» Required action: Can you transcribe everything in the book review from "It’s here that" down to "the reality-based one." word for word?

___ Given text

Phillips places the blame for this on a politicised educational establishment in the Department of Education and in teacher training colleges, who are more interested in making ideological points than in preparing children for work or university. As the title of the book suggests, she believes that their main errors are to insist that children should direct their own learning, that they should not be given work which they may see as hard or boring, and most of all, that they should never be allowed to think they have failed at anything. This leads to everyone being equally mediocre, like in that Kurt Vonnegut story.

But Mom broke up with Brad; she didn’t like craftsmen, she said, because they were too much like actual Victorians, always spouting all kinds of crap about how one thing was better than another thing, which eventually lead, she explained, to the belief that some people were better than others. — Neal Stephenson, The Diamond Age.

The later, and more controversial, chapters of the book link the decline in educational standards to a wider decline, characterised by an emphasis on rights rather than responsibilities and a lack of respect for authority. Phillips is especially concerned with the decline in conventional family life: while she does not make the mistake of saying that parental divorce always leads to delinquent children, she does argue that it makes such delinquency more likely. Phillips thinks of herself as a left-wing liberal, and pins the blame for shirking of responsibility on Margaret Thatcher’s “me generation”, pointing out that the name “Conservative Party” is a misnomer for an administration which was in fact dedicated to making sweeping changes.

It’s here that I part company with Phillips to some extent. She seems to have moved further to the right these days: on her website, she makes it clear that, for example, she does not approve of the Government’s moves to allow civil partnerships for homosexuals, despite the fact that people who wish to form such partnerships presumably wish to express commitment and responsibility, two of the things which she sees as lacking in modern Britain. Similarly, she laments the decline of the Church of England but doesn’t quite have to the courage to say that she supports religion as a source of social cohesion: if not, then why lament its decline? Phillips teeters on the edge of the faith-based community, somewhat worryingly for her readers in the reality-based one.

______
___ Information shown

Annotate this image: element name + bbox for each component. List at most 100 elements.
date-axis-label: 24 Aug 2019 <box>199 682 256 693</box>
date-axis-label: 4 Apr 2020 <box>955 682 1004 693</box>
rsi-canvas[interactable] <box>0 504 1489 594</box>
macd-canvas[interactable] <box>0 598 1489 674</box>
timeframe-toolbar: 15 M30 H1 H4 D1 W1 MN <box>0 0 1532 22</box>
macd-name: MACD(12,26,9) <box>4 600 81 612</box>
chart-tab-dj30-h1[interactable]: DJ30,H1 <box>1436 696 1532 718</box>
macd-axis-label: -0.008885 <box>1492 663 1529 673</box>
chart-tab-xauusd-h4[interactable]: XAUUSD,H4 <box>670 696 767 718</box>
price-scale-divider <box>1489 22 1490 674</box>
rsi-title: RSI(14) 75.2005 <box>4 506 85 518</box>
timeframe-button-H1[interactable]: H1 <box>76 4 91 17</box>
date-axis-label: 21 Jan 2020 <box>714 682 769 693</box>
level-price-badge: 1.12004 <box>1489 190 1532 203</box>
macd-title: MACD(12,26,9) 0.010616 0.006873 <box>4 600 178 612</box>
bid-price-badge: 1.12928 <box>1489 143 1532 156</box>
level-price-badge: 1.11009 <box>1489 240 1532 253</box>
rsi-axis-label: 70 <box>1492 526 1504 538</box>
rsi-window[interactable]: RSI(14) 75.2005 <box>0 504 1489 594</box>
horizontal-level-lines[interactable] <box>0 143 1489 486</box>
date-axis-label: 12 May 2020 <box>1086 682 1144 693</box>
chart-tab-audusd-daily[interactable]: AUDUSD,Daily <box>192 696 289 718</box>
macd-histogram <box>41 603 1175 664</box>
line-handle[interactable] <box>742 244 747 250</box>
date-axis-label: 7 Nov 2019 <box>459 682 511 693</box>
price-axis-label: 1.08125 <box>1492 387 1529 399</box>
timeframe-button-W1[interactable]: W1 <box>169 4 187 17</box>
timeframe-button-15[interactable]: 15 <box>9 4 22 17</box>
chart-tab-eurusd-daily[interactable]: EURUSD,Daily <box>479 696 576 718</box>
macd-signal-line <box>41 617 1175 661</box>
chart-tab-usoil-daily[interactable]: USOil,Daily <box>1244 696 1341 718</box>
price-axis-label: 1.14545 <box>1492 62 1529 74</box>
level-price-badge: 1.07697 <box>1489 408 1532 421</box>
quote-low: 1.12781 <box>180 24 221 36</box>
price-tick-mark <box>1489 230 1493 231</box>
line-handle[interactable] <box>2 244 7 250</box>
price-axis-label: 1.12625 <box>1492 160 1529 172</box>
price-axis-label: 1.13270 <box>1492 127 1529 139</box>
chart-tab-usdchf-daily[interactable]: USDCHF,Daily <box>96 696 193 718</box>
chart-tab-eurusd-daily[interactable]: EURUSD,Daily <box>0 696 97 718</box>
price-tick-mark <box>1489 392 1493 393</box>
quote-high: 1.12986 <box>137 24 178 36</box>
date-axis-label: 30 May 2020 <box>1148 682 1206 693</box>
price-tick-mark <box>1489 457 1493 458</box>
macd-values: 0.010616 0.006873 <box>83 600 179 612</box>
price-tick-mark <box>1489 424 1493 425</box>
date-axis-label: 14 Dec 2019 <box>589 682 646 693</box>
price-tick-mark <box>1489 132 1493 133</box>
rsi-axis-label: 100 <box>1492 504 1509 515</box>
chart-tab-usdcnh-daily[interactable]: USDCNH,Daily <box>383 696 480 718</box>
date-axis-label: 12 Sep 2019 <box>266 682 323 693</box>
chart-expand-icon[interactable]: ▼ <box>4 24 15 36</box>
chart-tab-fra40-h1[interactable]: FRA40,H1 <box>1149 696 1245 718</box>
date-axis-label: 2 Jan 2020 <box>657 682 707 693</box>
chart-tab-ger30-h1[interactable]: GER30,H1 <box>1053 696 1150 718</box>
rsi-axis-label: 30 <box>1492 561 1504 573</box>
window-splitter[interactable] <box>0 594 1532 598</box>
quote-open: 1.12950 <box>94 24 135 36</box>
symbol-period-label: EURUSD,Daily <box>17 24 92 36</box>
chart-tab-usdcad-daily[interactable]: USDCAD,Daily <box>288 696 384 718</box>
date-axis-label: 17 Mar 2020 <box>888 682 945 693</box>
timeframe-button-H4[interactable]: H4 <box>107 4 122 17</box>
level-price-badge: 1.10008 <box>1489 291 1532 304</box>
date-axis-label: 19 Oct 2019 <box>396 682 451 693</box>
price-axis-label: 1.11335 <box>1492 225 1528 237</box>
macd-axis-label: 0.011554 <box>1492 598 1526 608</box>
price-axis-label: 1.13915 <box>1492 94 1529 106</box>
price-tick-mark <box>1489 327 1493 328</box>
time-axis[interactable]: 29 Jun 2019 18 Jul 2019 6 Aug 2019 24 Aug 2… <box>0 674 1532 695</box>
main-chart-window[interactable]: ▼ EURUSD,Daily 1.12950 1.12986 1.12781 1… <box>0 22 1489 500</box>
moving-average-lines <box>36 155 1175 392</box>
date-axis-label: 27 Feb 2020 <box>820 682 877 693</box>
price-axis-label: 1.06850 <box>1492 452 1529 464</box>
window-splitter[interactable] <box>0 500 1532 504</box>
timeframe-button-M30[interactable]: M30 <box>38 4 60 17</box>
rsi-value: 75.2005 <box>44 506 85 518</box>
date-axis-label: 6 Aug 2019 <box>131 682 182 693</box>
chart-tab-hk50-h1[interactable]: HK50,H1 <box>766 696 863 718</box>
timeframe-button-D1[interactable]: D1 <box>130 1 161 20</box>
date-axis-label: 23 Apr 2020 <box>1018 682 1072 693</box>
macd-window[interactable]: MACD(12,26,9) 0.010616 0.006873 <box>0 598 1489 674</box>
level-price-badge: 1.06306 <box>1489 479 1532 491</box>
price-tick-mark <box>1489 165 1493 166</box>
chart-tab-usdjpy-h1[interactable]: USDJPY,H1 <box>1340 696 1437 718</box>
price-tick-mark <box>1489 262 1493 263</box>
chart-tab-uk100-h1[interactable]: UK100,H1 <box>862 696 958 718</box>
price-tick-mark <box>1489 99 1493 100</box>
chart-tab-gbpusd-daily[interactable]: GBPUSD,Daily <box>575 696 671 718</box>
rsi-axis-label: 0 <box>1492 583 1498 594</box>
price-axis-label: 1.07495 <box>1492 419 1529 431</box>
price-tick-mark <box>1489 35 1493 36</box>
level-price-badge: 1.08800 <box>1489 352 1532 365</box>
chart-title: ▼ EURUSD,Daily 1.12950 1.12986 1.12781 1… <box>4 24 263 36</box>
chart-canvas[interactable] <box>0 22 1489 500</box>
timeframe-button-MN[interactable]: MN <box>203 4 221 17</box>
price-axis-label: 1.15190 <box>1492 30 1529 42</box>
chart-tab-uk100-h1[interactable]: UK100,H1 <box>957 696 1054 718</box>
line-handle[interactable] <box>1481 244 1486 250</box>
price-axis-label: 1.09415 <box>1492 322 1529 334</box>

______

» Exercise result:
It’s here that I part company with Phillips to some extent. She seems to have moved further to the right these days: on her website, she makes it clear that, for example, she does not approve of the Government’s moves to allow civil partnerships for homosexuals, despite the fact that people who wish to form such partnerships presumably wish to express commitment and responsibility, two of the things which she sees as lacking in modern Britain. Similarly, she laments the decline of the Church of England but doesn’t quite have to the courage to say that she supports religion as a source of social cohesion: if not, then why lament its decline? Phillips teeters on the edge of the faith-based community, somewhat worryingly for her readers in the reality-based one.